◆ What to do: In the material below, the lines containing the word "stelsel" are required; copy each of them.

◆ Listed records:
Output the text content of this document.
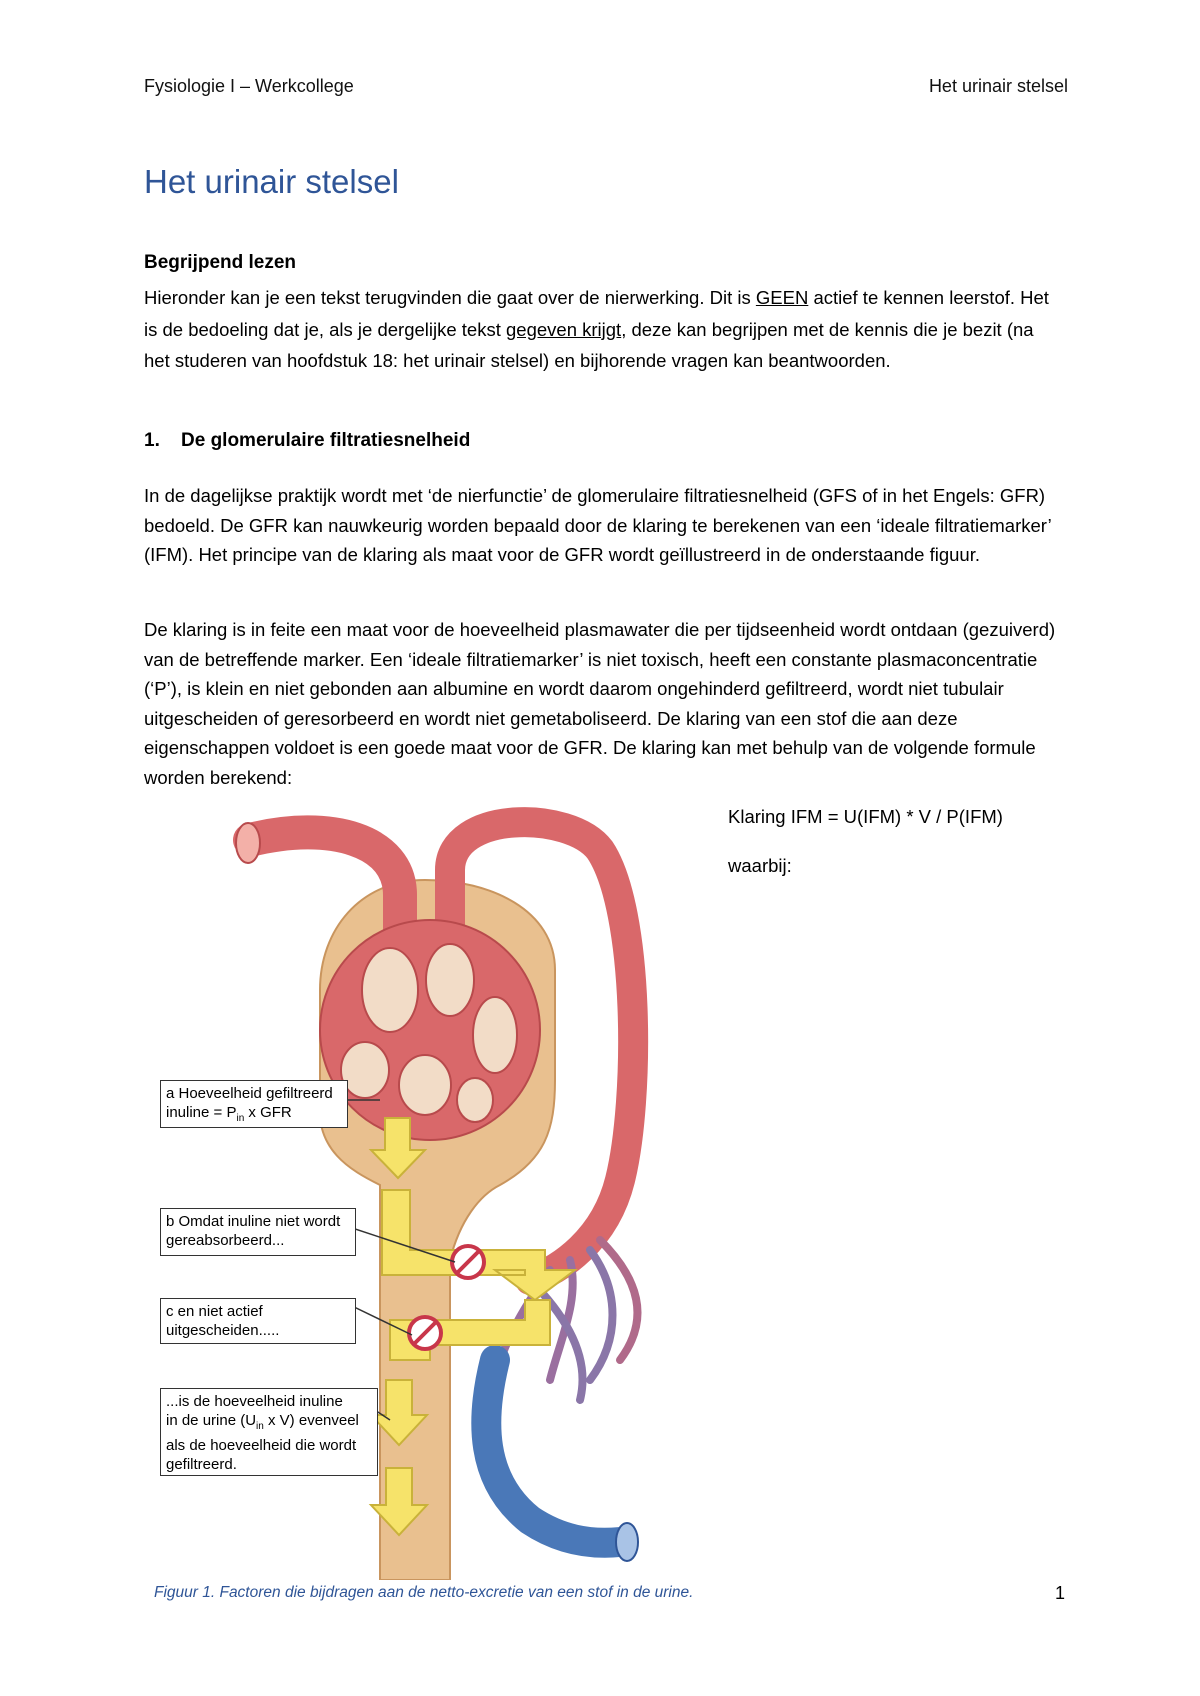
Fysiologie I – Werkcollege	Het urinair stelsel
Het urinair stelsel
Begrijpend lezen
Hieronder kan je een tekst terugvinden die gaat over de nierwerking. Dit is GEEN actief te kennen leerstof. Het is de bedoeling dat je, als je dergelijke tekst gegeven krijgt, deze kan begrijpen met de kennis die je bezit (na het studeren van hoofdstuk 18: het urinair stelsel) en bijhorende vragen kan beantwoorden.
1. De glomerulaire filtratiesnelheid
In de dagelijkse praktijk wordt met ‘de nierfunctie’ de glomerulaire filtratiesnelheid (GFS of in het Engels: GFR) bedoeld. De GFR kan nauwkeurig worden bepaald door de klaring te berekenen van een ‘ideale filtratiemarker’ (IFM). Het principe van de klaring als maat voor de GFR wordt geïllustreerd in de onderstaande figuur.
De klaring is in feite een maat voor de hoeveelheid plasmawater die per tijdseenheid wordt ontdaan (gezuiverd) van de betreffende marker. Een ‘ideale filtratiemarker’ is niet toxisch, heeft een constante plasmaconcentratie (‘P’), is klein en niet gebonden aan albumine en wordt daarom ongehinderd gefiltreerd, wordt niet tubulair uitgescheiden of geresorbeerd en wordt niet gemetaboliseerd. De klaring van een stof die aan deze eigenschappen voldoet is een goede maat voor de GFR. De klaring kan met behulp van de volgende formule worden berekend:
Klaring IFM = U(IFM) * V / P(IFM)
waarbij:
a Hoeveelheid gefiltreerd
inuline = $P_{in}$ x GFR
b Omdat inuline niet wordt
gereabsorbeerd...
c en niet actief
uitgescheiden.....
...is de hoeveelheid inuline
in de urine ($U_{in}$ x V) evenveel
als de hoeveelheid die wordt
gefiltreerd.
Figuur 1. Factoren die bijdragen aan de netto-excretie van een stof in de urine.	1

◆ Task response:
Fysiologie I – Werkcollege	Het urinair stelsel
Het urinair stelsel
Hieronder kan je een tekst terugvinden die gaat over de nierwerking. Dit is GEEN actief te kennen leerstof. Het is de bedoeling dat je, als je dergelijke tekst gegeven krijgt, deze kan begrijpen met de kennis die je bezit (na het studeren van hoofdstuk 18: het urinair stelsel) en bijhorende vragen kan beantwoorden.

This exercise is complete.